WRITTEN PROBLEM:
Collect all lines below with the string "Testing".

:: MATERIAL PROVIDED ::

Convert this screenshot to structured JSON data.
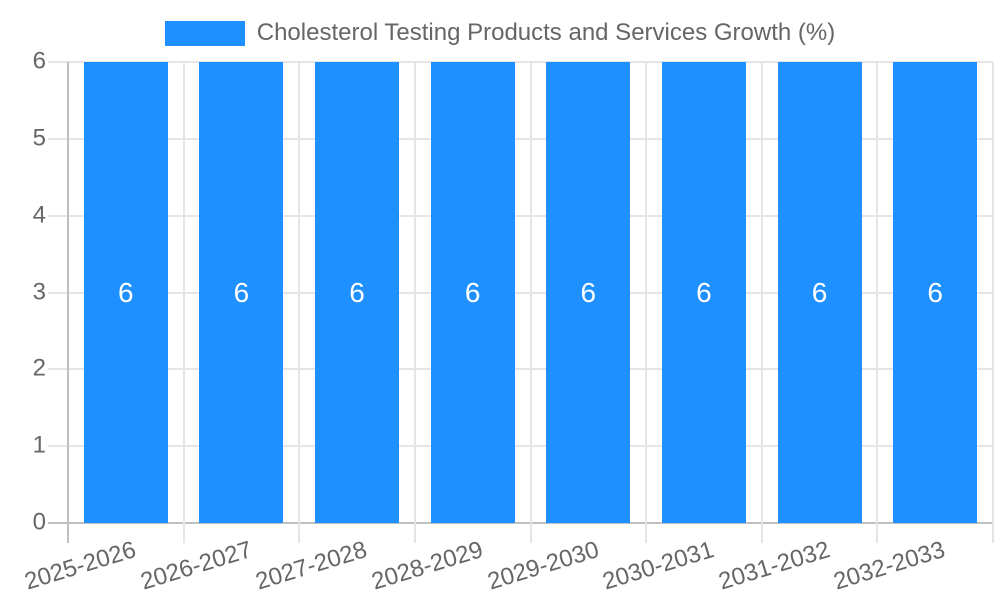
{
  "chart_data": {
    "type": "bar",
    "title": "Cholesterol Testing Products and Services Growth (%)",
    "categories": [
      "2025-2026",
      "2026-2027",
      "2027-2028",
      "2028-2029",
      "2029-2030",
      "2030-2031",
      "2031-2032",
      "2032-2033"
    ],
    "series": [
      {
        "name": "Cholesterol Testing Products and Services Growth (%)",
        "values": [
          6,
          6,
          6,
          6,
          6,
          6,
          6,
          6
        ],
        "color": "#1E90FF"
      }
    ],
    "bar_value_labels": [
      "6",
      "6",
      "6",
      "6",
      "6",
      "6",
      "6",
      "6"
    ],
    "xlabel": "",
    "ylabel": "",
    "ylim": [
      0,
      6
    ],
    "yticks": [
      0,
      1,
      2,
      3,
      4,
      5,
      6
    ],
    "grid": true,
    "legend_position": "top-center",
    "colors": {
      "bar": "#1E90FF",
      "bar_label_text": "#ffffff",
      "axis_text": "#666666",
      "gridline": "#e5e5e5",
      "zero_line": "#bfbfbf",
      "background": "#ffffff"
    }
  }
}
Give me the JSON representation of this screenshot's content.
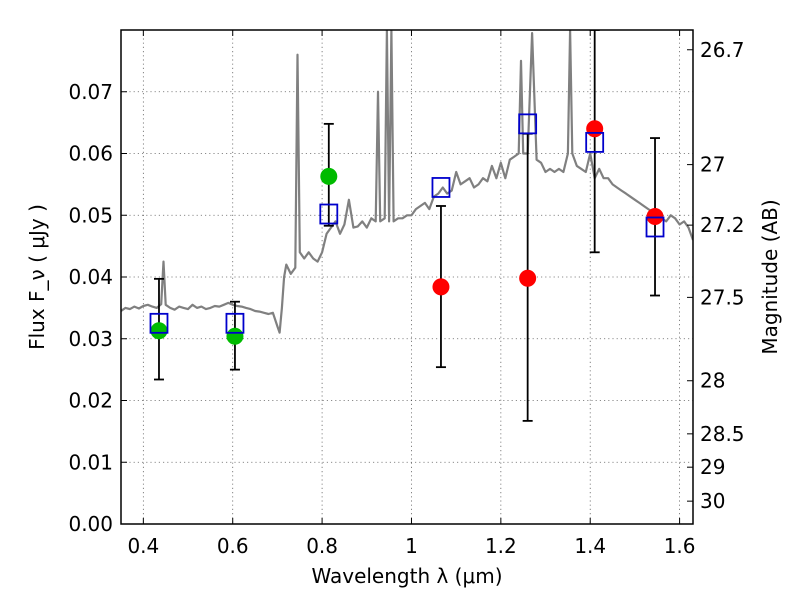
{
  "chart_data": {
    "type": "scatter",
    "title": "",
    "xlabel": "Wavelength  λ (μm)",
    "ylabel": "Flux  F_ν  ( μJy )",
    "y2label": "Magnitude (AB)",
    "xlim": [
      0.35,
      1.63
    ],
    "ylim": [
      0.0,
      0.08
    ],
    "xticks": [
      0.4,
      0.6,
      0.8,
      1.0,
      1.2,
      1.4,
      1.6
    ],
    "xtick_labels": [
      "0.4",
      "0.6",
      "0.8",
      "1",
      "1.2",
      "1.4",
      "1.6"
    ],
    "yticks": [
      0.0,
      0.01,
      0.02,
      0.03,
      0.04,
      0.05,
      0.06,
      0.07
    ],
    "ytick_labels": [
      "0.00",
      "0.01",
      "0.02",
      "0.03",
      "0.04",
      "0.05",
      "0.06",
      "0.07"
    ],
    "y2ticks": [
      {
        "label": "26.7",
        "flux": 0.0768
      },
      {
        "label": "27",
        "flux": 0.0582
      },
      {
        "label": "27.2",
        "flux": 0.0484
      },
      {
        "label": "27.5",
        "flux": 0.0367
      },
      {
        "label": "28",
        "flux": 0.0232
      },
      {
        "label": "28.5",
        "flux": 0.0146
      },
      {
        "label": "29",
        "flux": 0.0092
      },
      {
        "label": "30",
        "flux": 0.0037
      }
    ],
    "grid": true,
    "colors": {
      "spectrum": "#808080",
      "green": "#00bb00",
      "red": "#ff0000",
      "model_box": "#0000cc",
      "errorbar": "#000000"
    },
    "series": [
      {
        "kind": "spectrum",
        "x": [
          0.35,
          0.36,
          0.37,
          0.38,
          0.39,
          0.4,
          0.41,
          0.42,
          0.43,
          0.44,
          0.445,
          0.45,
          0.46,
          0.47,
          0.48,
          0.49,
          0.5,
          0.51,
          0.52,
          0.53,
          0.54,
          0.55,
          0.56,
          0.57,
          0.58,
          0.59,
          0.6,
          0.61,
          0.62,
          0.63,
          0.64,
          0.65,
          0.66,
          0.67,
          0.68,
          0.69,
          0.7,
          0.705,
          0.71,
          0.715,
          0.72,
          0.73,
          0.74,
          0.745,
          0.75,
          0.76,
          0.77,
          0.78,
          0.79,
          0.8,
          0.81,
          0.82,
          0.83,
          0.84,
          0.85,
          0.86,
          0.87,
          0.88,
          0.89,
          0.9,
          0.91,
          0.92,
          0.925,
          0.93,
          0.94,
          0.945,
          0.95,
          0.955,
          0.96,
          0.97,
          0.98,
          0.99,
          1.0,
          1.01,
          1.02,
          1.03,
          1.04,
          1.05,
          1.06,
          1.07,
          1.08,
          1.09,
          1.1,
          1.11,
          1.12,
          1.13,
          1.14,
          1.15,
          1.16,
          1.17,
          1.18,
          1.19,
          1.2,
          1.21,
          1.22,
          1.23,
          1.24,
          1.245,
          1.25,
          1.26,
          1.27,
          1.28,
          1.29,
          1.3,
          1.31,
          1.32,
          1.33,
          1.34,
          1.35,
          1.355,
          1.36,
          1.37,
          1.38,
          1.39,
          1.4,
          1.41,
          1.42,
          1.43,
          1.44,
          1.45,
          1.46,
          1.47,
          1.48,
          1.49,
          1.5,
          1.51,
          1.52,
          1.53,
          1.54,
          1.55,
          1.56,
          1.57,
          1.58,
          1.59,
          1.6,
          1.61,
          1.62,
          1.63
        ],
        "y": [
          0.0345,
          0.035,
          0.0348,
          0.0352,
          0.0349,
          0.0353,
          0.0355,
          0.0352,
          0.035,
          0.0356,
          0.0425,
          0.0355,
          0.035,
          0.0347,
          0.0352,
          0.035,
          0.0348,
          0.0355,
          0.035,
          0.0352,
          0.0348,
          0.035,
          0.0353,
          0.0352,
          0.0355,
          0.0358,
          0.0355,
          0.0353,
          0.0352,
          0.035,
          0.0348,
          0.0345,
          0.0344,
          0.0342,
          0.034,
          0.0342,
          0.032,
          0.031,
          0.035,
          0.04,
          0.042,
          0.0405,
          0.0415,
          0.076,
          0.044,
          0.043,
          0.044,
          0.043,
          0.0425,
          0.044,
          0.047,
          0.048,
          0.049,
          0.047,
          0.0485,
          0.0525,
          0.048,
          0.0482,
          0.049,
          0.048,
          0.0495,
          0.049,
          0.07,
          0.049,
          0.0495,
          0.08,
          0.049,
          0.08,
          0.049,
          0.0495,
          0.0495,
          0.05,
          0.05,
          0.051,
          0.0515,
          0.052,
          0.051,
          0.053,
          0.0535,
          0.0545,
          0.0535,
          0.054,
          0.057,
          0.055,
          0.0555,
          0.056,
          0.0545,
          0.055,
          0.056,
          0.0555,
          0.058,
          0.056,
          0.0585,
          0.056,
          0.059,
          0.0595,
          0.06,
          0.075,
          0.06,
          0.06,
          0.0795,
          0.059,
          0.0585,
          0.057,
          0.0575,
          0.057,
          0.0575,
          0.057,
          0.06,
          0.08,
          0.06,
          0.058,
          0.0575,
          0.057,
          0.06,
          0.056,
          0.0575,
          0.056,
          0.056,
          0.055,
          0.0545,
          0.054,
          0.0535,
          0.053,
          0.0525,
          0.052,
          0.0515,
          0.051,
          0.0505,
          0.05,
          0.0495,
          0.049,
          0.05,
          0.0495,
          0.0485,
          0.049,
          0.048,
          0.046
        ]
      },
      {
        "kind": "green",
        "x": [
          0.435,
          0.605,
          0.815
        ],
        "y": [
          0.0313,
          0.0304,
          0.0563
        ],
        "err": [
          [
            0.0234,
            0.0397
          ],
          [
            0.025,
            0.036
          ],
          [
            0.0483,
            0.0648
          ]
        ]
      },
      {
        "kind": "red",
        "x": [
          1.066,
          1.26,
          1.41,
          1.545
        ],
        "y": [
          0.0384,
          0.0398,
          0.064,
          0.0498
        ],
        "err": [
          [
            0.0254,
            0.0515
          ],
          [
            0.0167,
            0.0632
          ],
          [
            0.044,
            0.08
          ],
          [
            0.037,
            0.0625
          ]
        ]
      },
      {
        "kind": "model_box",
        "x": [
          0.435,
          0.605,
          0.815,
          1.066,
          1.26,
          1.41,
          1.545
        ],
        "y": [
          0.0325,
          0.0325,
          0.0502,
          0.0545,
          0.0648,
          0.0618,
          0.0481
        ]
      }
    ]
  }
}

:::

FULL ANSWER:
    "title": "Cholesterol Testing Products and Services Growth (%)",
        "name": "Cholesterol Testing Products and Services Growth (%)",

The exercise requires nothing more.